-- START Provided entries --

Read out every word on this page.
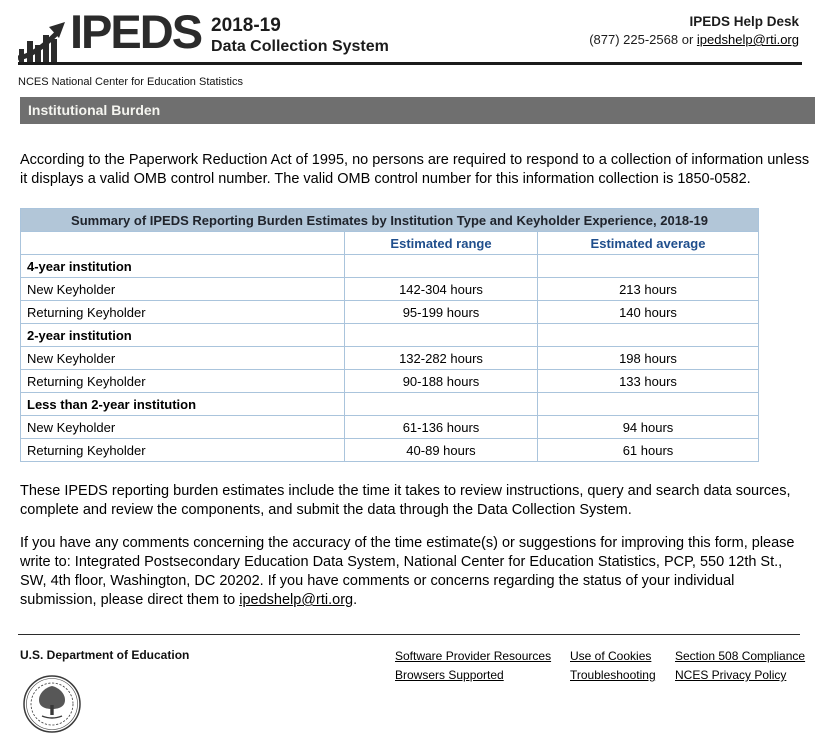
IPEDS 2018-19
Data Collection System
IPEDS Help Desk
(877) 225-2568 or ipedshelp@rti.org
NCES National Center for Education Statistics
Institutional Burden
According to the Paperwork Reduction Act of 1995, no persons are required to respond to a collection of information unless it displays a valid OMB control number. The valid OMB control number for this information collection is 1850-0582.
Summary of IPEDS Reporting Burden Estimates by Institution Type and Keyholder Experience, 2018-19		
	Estimated range	Estimated average
4-year institution		
New Keyholder	142-304 hours	213 hours
Returning Keyholder	95-199 hours	140 hours
2-year institution		
New Keyholder	132-282 hours	198 hours
Returning Keyholder	90-188 hours	133 hours
Less than 2-year institution		
New Keyholder	61-136 hours	94 hours
Returning Keyholder	40-89 hours	61 hours
These IPEDS reporting burden estimates include the time it takes to review instructions, query and search data sources, complete and review the components, and submit the data through the Data Collection System.
If you have any comments concerning the accuracy of the time estimate(s) or suggestions for improving this form, please write to: Integrated Postsecondary Education Data System, National Center for Education Statistics, PCP, 550 12th St., SW, 4th floor, Washington, DC 20202. If you have comments or concerns regarding the status of your individual submission, please direct them to ipedshelp@rti.org.
U.S. Department of Education	Software Provider Resources
Browsers Supported
Use of Cookies
Troubleshooting
Section 508 Compliance
NCES Privacy Policy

-- END Provided entries --

:: Problem requirements ::
In the entries above, identify each line that includes the string "time", then copy it.

:: Solution to the problem ::
These IPEDS reporting burden estimates include the time it takes to review instructions, query and search data sources, complete and review the components, and submit the data through the Data Collection System.
If you have any comments concerning the accuracy of the time estimate(s) or suggestions for improving this form, please write to: Integrated Postsecondary Education Data System, National Center for Education Statistics, PCP, 550 12th St., SW, 4th floor, Washington, DC 20202. If you have comments or concerns regarding the status of your individual submission, please direct them to ipedshelp@rti.org.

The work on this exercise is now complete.